_RECORDS FOR PROCESSING_
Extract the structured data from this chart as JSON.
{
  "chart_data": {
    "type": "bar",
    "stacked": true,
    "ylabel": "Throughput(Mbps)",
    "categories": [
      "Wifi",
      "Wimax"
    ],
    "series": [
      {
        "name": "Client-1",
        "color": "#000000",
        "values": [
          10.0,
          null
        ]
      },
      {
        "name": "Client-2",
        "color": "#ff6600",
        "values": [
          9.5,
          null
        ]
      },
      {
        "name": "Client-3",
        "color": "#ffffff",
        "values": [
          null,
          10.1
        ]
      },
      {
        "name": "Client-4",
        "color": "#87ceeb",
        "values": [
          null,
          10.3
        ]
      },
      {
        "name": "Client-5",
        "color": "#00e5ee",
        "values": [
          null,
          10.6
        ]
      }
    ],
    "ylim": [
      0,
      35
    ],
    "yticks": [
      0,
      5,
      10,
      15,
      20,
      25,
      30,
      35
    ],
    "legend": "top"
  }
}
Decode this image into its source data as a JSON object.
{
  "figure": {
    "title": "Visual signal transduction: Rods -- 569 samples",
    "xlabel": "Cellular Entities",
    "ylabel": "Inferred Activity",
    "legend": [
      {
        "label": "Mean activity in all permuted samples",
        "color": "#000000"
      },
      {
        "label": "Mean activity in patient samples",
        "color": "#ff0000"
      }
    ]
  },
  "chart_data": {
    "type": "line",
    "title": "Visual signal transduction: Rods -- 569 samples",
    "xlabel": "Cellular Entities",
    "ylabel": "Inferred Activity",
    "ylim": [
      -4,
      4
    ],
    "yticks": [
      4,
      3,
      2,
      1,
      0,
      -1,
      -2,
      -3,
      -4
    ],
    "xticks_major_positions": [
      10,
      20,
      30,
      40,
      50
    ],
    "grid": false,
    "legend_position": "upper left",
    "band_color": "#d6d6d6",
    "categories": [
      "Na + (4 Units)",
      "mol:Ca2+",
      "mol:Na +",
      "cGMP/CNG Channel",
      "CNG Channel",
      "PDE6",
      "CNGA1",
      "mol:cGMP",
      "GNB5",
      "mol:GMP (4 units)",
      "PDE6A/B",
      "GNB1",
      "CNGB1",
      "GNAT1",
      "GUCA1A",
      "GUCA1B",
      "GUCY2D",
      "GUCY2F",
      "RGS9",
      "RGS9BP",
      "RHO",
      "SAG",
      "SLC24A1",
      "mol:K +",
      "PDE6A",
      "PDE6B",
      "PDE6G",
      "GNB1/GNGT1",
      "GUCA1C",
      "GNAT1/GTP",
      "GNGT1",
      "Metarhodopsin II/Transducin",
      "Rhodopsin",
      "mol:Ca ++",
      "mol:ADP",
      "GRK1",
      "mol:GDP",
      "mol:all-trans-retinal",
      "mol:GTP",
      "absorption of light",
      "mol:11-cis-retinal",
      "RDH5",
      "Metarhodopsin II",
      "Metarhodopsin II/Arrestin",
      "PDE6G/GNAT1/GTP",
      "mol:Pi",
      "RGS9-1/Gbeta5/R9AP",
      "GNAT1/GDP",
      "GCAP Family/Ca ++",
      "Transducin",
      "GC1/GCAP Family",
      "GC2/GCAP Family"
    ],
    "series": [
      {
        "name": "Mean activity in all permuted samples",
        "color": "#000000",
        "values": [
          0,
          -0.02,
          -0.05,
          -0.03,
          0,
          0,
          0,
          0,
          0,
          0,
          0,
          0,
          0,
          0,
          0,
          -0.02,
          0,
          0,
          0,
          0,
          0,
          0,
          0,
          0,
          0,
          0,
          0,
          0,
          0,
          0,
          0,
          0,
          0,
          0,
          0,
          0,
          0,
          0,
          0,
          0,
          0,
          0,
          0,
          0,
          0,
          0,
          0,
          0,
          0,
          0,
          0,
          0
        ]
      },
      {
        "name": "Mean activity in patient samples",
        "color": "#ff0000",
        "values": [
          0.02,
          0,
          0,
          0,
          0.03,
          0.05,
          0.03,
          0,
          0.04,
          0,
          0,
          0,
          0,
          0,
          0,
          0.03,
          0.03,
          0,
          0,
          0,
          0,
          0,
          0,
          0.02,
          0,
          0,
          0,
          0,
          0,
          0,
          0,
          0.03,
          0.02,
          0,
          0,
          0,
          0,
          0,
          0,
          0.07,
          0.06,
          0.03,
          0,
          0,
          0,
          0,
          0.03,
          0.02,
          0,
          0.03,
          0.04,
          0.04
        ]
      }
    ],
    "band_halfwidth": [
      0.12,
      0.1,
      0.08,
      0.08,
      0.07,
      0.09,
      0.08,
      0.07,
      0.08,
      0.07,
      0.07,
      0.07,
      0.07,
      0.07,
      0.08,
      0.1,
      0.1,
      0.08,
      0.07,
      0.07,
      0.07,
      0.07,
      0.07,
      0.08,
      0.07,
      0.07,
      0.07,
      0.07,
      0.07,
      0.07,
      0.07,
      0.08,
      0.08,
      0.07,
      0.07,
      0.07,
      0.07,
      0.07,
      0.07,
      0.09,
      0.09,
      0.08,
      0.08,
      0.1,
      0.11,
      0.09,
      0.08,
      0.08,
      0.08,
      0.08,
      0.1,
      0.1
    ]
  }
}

_PROBLEM TO WORK ON_
Write out the data again, exactly and in full.

_COMPLETE RESPONSE_
Extract the structured data from this chart as JSON.
{
  "chart_data": {
    "type": "bar",
    "stacked": true,
    "ylabel": "Throughput(Mbps)",
    "categories": [
      "Wifi",
      "Wimax"
    ],
    "series": [
      {
        "name": "Client-1",
        "color": "#000000",
        "values": [
          10.0,
          null
        ]
      },
      {
        "name": "Client-2",
        "color": "#ff6600",
        "values": [
          9.5,
          null
        ]
      },
      {
        "name": "Client-3",
        "color": "#ffffff",
        "values": [
          null,
          10.1
        ]
      },
      {
        "name": "Client-4",
        "color": "#87ceeb",
        "values": [
          null,
          10.3
        ]
      },
      {
        "name": "Client-5",
        "color": "#00e5ee",
        "values": [
          null,
          10.6
        ]
      }
    ],
    "ylim": [
      0,
      35
    ],
    "yticks": [
      0,
      5,
      10,
      15,
      20,
      25,
      30,
      35
    ],
    "legend": "top"
  }
}
Decode this image into its source data as a JSON object.
{
  "figure": {
    "title": "Visual signal transduction: Rods -- 569 samples",
    "xlabel": "Cellular Entities",
    "ylabel": "Inferred Activity",
    "legend": [
      {
        "label": "Mean activity in all permuted samples",
        "color": "#000000"
      },
      {
        "label": "Mean activity in patient samples",
        "color": "#ff0000"
      }
    ]
  },
  "chart_data": {
    "type": "line",
    "title": "Visual signal transduction: Rods -- 569 samples",
    "xlabel": "Cellular Entities",
    "ylabel": "Inferred Activity",
    "ylim": [
      -4,
      4
    ],
    "yticks": [
      4,
      3,
      2,
      1,
      0,
      -1,
      -2,
      -3,
      -4
    ],
    "xticks_major_positions": [
      10,
      20,
      30,
      40,
      50
    ],
    "grid": false,
    "legend_position": "upper left",
    "band_color": "#d6d6d6",
    "categories": [
      "Na + (4 Units)",
      "mol:Ca2+",
      "mol:Na +",
      "cGMP/CNG Channel",
      "CNG Channel",
      "PDE6",
      "CNGA1",
      "mol:cGMP",
      "GNB5",
      "mol:GMP (4 units)",
      "PDE6A/B",
      "GNB1",
      "CNGB1",
      "GNAT1",
      "GUCA1A",
      "GUCA1B",
      "GUCY2D",
      "GUCY2F",
      "RGS9",
      "RGS9BP",
      "RHO",
      "SAG",
      "SLC24A1",
      "mol:K +",
      "PDE6A",
      "PDE6B",
      "PDE6G",
      "GNB1/GNGT1",
      "GUCA1C",
      "GNAT1/GTP",
      "GNGT1",
      "Metarhodopsin II/Transducin",
      "Rhodopsin",
      "mol:Ca ++",
      "mol:ADP",
      "GRK1",
      "mol:GDP",
      "mol:all-trans-retinal",
      "mol:GTP",
      "absorption of light",
      "mol:11-cis-retinal",
      "RDH5",
      "Metarhodopsin II",
      "Metarhodopsin II/Arrestin",
      "PDE6G/GNAT1/GTP",
      "mol:Pi",
      "RGS9-1/Gbeta5/R9AP",
      "GNAT1/GDP",
      "GCAP Family/Ca ++",
      "Transducin",
      "GC1/GCAP Family",
      "GC2/GCAP Family"
    ],
    "series": [
      {
        "name": "Mean activity in all permuted samples",
        "color": "#000000",
        "values": [
          0,
          -0.02,
          -0.05,
          -0.03,
          0,
          0,
          0,
          0,
          0,
          0,
          0,
          0,
          0,
          0,
          0,
          -0.02,
          0,
          0,
          0,
          0,
          0,
          0,
          0,
          0,
          0,
          0,
          0,
          0,
          0,
          0,
          0,
          0,
          0,
          0,
          0,
          0,
          0,
          0,
          0,
          0,
          0,
          0,
          0,
          0,
          0,
          0,
          0,
          0,
          0,
          0,
          0,
          0
        ]
      },
      {
        "name": "Mean activity in patient samples",
        "color": "#ff0000",
        "values": [
          0.02,
          0,
          0,
          0,
          0.03,
          0.05,
          0.03,
          0,
          0.04,
          0,
          0,
          0,
          0,
          0,
          0,
          0.03,
          0.03,
          0,
          0,
          0,
          0,
          0,
          0,
          0.02,
          0,
          0,
          0,
          0,
          0,
          0,
          0,
          0.03,
          0.02,
          0,
          0,
          0,
          0,
          0,
          0,
          0.07,
          0.06,
          0.03,
          0,
          0,
          0,
          0,
          0.03,
          0.02,
          0,
          0.03,
          0.04,
          0.04
        ]
      }
    ],
    "band_halfwidth": [
      0.12,
      0.1,
      0.08,
      0.08,
      0.07,
      0.09,
      0.08,
      0.07,
      0.08,
      0.07,
      0.07,
      0.07,
      0.07,
      0.07,
      0.08,
      0.1,
      0.1,
      0.08,
      0.07,
      0.07,
      0.07,
      0.07,
      0.07,
      0.08,
      0.07,
      0.07,
      0.07,
      0.07,
      0.07,
      0.07,
      0.07,
      0.08,
      0.08,
      0.07,
      0.07,
      0.07,
      0.07,
      0.07,
      0.07,
      0.09,
      0.09,
      0.08,
      0.08,
      0.1,
      0.11,
      0.09,
      0.08,
      0.08,
      0.08,
      0.08,
      0.1,
      0.1
    ]
  }
}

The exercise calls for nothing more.